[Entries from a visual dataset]
+++
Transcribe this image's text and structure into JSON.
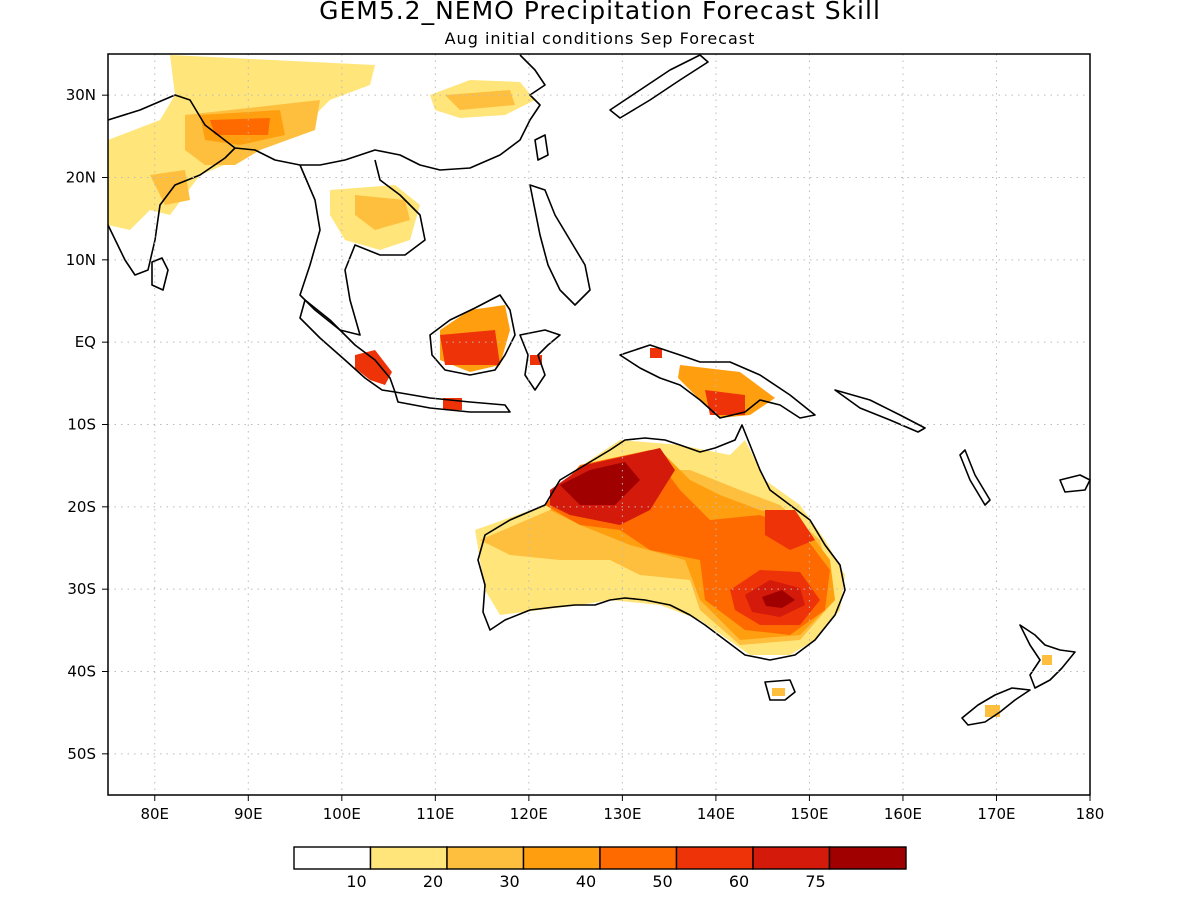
{
  "map": {
    "title": "GEM5.2_NEMO Precipitation Forecast Skill",
    "subtitle": "Aug initial conditions  Sep Forecast",
    "lon_range": [
      75,
      180
    ],
    "lat_range": [
      -55,
      35
    ],
    "lon_ticks": [
      {
        "value": 80,
        "label": "80E"
      },
      {
        "value": 90,
        "label": "90E"
      },
      {
        "value": 100,
        "label": "100E"
      },
      {
        "value": 110,
        "label": "110E"
      },
      {
        "value": 120,
        "label": "120E"
      },
      {
        "value": 130,
        "label": "130E"
      },
      {
        "value": 140,
        "label": "140E"
      },
      {
        "value": 150,
        "label": "150E"
      },
      {
        "value": 160,
        "label": "160E"
      },
      {
        "value": 170,
        "label": "170E"
      },
      {
        "value": 180,
        "label": "180"
      }
    ],
    "lat_ticks": [
      {
        "value": 30,
        "label": "30N"
      },
      {
        "value": 20,
        "label": "20N"
      },
      {
        "value": 10,
        "label": "10N"
      },
      {
        "value": 0,
        "label": "EQ"
      },
      {
        "value": -10,
        "label": "10S"
      },
      {
        "value": -20,
        "label": "20S"
      },
      {
        "value": -30,
        "label": "30S"
      },
      {
        "value": -40,
        "label": "40S"
      },
      {
        "value": -50,
        "label": "50S"
      }
    ],
    "grid": true
  },
  "colorbar": {
    "colors": [
      "#ffffff",
      "#ffe57a",
      "#ffbf3e",
      "#ff9f10",
      "#ff6a00",
      "#ee3308",
      "#d41a0a",
      "#a00000"
    ],
    "labels": [
      "10",
      "20",
      "30",
      "40",
      "50",
      "60",
      "75"
    ]
  },
  "colors": {
    "coast": "#000000",
    "grid": "#bbbbbb"
  }
}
+++
[GIVEN INSTRUCTION] Transcribe the material exactly, and leave out whatever pictures it holds.

[CORRECT RESPONSE]
Transcribe this image's text and structure into JSON.
{
  "map": {
    "title": "GEM5.2_NEMO Precipitation Forecast Skill",
    "subtitle": "Aug initial conditions  Sep Forecast",
    "lon_range": [
      75,
      180
    ],
    "lat_range": [
      -55,
      35
    ],
    "lon_ticks": [
      {
        "value": 80,
        "label": "80E"
      },
      {
        "value": 90,
        "label": "90E"
      },
      {
        "value": 100,
        "label": "100E"
      },
      {
        "value": 110,
        "label": "110E"
      },
      {
        "value": 120,
        "label": "120E"
      },
      {
        "value": 130,
        "label": "130E"
      },
      {
        "value": 140,
        "label": "140E"
      },
      {
        "value": 150,
        "label": "150E"
      },
      {
        "value": 160,
        "label": "160E"
      },
      {
        "value": 170,
        "label": "170E"
      },
      {
        "value": 180,
        "label": "180"
      }
    ],
    "lat_ticks": [
      {
        "value": 30,
        "label": "30N"
      },
      {
        "value": 20,
        "label": "20N"
      },
      {
        "value": 10,
        "label": "10N"
      },
      {
        "value": 0,
        "label": "EQ"
      },
      {
        "value": -10,
        "label": "10S"
      },
      {
        "value": -20,
        "label": "20S"
      },
      {
        "value": -30,
        "label": "30S"
      },
      {
        "value": -40,
        "label": "40S"
      },
      {
        "value": -50,
        "label": "50S"
      }
    ],
    "grid": true
  },
  "colorbar": {
    "colors": [
      "#ffffff",
      "#ffe57a",
      "#ffbf3e",
      "#ff9f10",
      "#ff6a00",
      "#ee3308",
      "#d41a0a",
      "#a00000"
    ],
    "labels": [
      "10",
      "20",
      "30",
      "40",
      "50",
      "60",
      "75"
    ]
  },
  "colors": {
    "coast": "#000000",
    "grid": "#bbbbbb"
  }
}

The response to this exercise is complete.